Hi!

Yes, you got it right. I have no idea if there are technical limitations in the 
SSL library or other parts of the code that would make several certificate/key 
pairs for the same domain infeasible. 

If there were hard restrictions, it could certainly be done "externally" with a 
set of clever scripts and haproxy reloads, but IMO it would be a less brittle 
solution if it were built right in. Also, it wouldn't require separate scripts 
per platform and init system (SysV, systemd, …). 

Daniel


> On 30. Apr 2017, at 11:50, Aleksandar Lazic <al-hapr...@none.at> wrote:
> 
> HI.
> 
> Am 28-04-2017 09:26, schrieb Daniel Schneller:
> 
>> Hello!
>> I am managing a few haproxy instances that each manage a good number of 
>> domains and do the TLS termination on behalf of what you might call "hosted" 
>> sites.
>> Most of the clients connecting to these haproxys implement certificate 
>> pinning and verify that the certificate presented by the server is on a 
>> white list for their respective domains.

__EXERCISE DATA__
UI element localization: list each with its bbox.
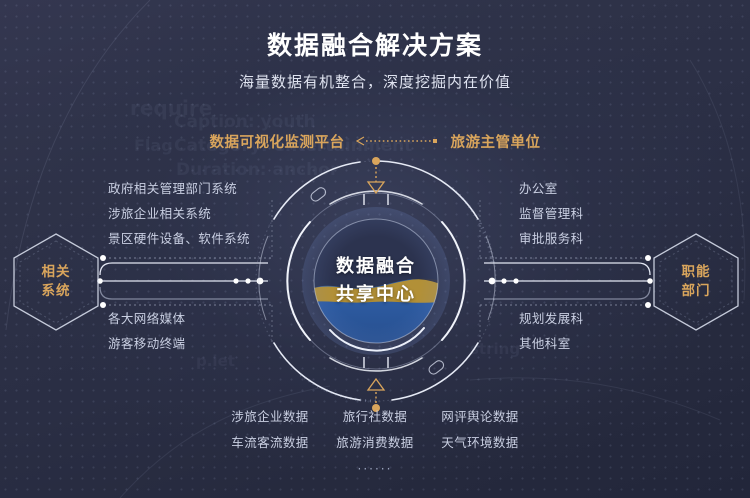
list-item[interactable]: 办公室 <box>519 176 584 201</box>
list-item[interactable]: 天气环境数据 <box>428 430 533 456</box>
infographic-canvas: require Caption: youth Category: enterta… <box>0 0 750 498</box>
bottom-data-row-1: 涉旅企业数据 旅行社数据 网评舆论数据 <box>218 404 533 430</box>
hexagon-right-functional-departments[interactable]: 职能 部门 <box>654 234 738 330</box>
center-label-line2: 共享中心 <box>336 281 416 309</box>
right-top-item-list: 办公室 监督管理科 审批服务科 <box>519 176 584 251</box>
list-item[interactable]: 车流客流数据 <box>218 430 323 456</box>
bottom-data-grid: 涉旅企业数据 旅行社数据 网评舆论数据 车流客流数据 旅游消费数据 天气环境数据… <box>0 404 750 476</box>
hexagon-left-line2: 系统 <box>42 282 71 301</box>
list-item[interactable]: 其他科室 <box>519 331 584 356</box>
hexagon-left-line1: 相关 <box>42 263 71 282</box>
hexagon-right-line1: 职能 <box>682 263 711 282</box>
list-item[interactable]: 旅行社数据 <box>323 404 428 430</box>
top-gold-indicator <box>368 157 384 193</box>
list-item[interactable]: 涉旅企业相关系统 <box>108 201 250 226</box>
list-item[interactable]: 各大网络媒体 <box>108 306 185 331</box>
left-bottom-item-list: 各大网络媒体 游客移动终端 <box>108 306 185 356</box>
list-item[interactable]: 景区硬件设备、软件系统 <box>108 226 250 251</box>
list-item[interactable]: 网评舆论数据 <box>428 404 533 430</box>
list-item[interactable]: 涉旅企业数据 <box>218 404 323 430</box>
bottom-ellipsis: ······ <box>358 462 393 476</box>
list-item[interactable]: 监督管理科 <box>519 201 584 226</box>
bottom-data-row-2: 车流客流数据 旅游消费数据 天气环境数据 <box>218 430 533 456</box>
right-bottom-item-list: 规划发展科 其他科室 <box>519 306 584 356</box>
hexagon-left-related-systems[interactable]: 相关 系统 <box>14 234 98 330</box>
list-item[interactable]: 审批服务科 <box>519 226 584 251</box>
left-top-item-list: 政府相关管理部门系统 涉旅企业相关系统 景区硬件设备、软件系统 <box>108 176 250 251</box>
hexagon-right-line2: 部门 <box>682 282 711 301</box>
list-item[interactable]: 规划发展科 <box>519 306 584 331</box>
list-item[interactable]: 旅游消费数据 <box>323 430 428 456</box>
center-sphere-label: 数据融合 共享中心 <box>296 248 456 314</box>
list-item[interactable]: 游客移动终端 <box>108 331 185 356</box>
list-item[interactable]: 政府相关管理部门系统 <box>108 176 250 201</box>
center-label-line1: 数据融合 <box>336 253 416 281</box>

__JOBS__
1. Set down the passage of the haproxy certificate email starting at "Yes, you got" and ending at "(SysV, systemd, …).", word for word.
2. Rewrite the lines of the listing as a numbered list, starting at the line containing "list-item[interactable]: 办公室 <box>519" and ending at the line containing "center-label-line2: 共享中心 <box>336", with blank lines left out.

__TASK RESULTS__
1.
Yes, you got it right. I have no idea if there are technical limitations in the 
SSL library or other parts of the code that would make several certificate/key 
pairs for the same domain infeasible. 

If there were hard restrictions, it could certainly be done "externally" with a 
set of clever scripts and haproxy reloads, but IMO it would be a less brittle 
solution if it were built right in. Also, it wouldn't require separate scripts 
per platform and init system (SysV, systemd, …).

2.
1. list-item[interactable]: 办公室 <box>519 176 584 201</box>
2. list-item[interactable]: 天气环境数据 <box>428 430 533 456</box>
3. infographic-canvas: require Caption: youth Category: enterta… <box>0 0 750 498</box>
4. bottom-data-row-1: 涉旅企业数据 旅行社数据 网评舆论数据 <box>218 404 533 430</box>
5. hexagon-right-functional-departments[interactable]: 职能 部门 <box>654 234 738 330</box>
6. center-label-line2: 共享中心 <box>336 281 416 309</box>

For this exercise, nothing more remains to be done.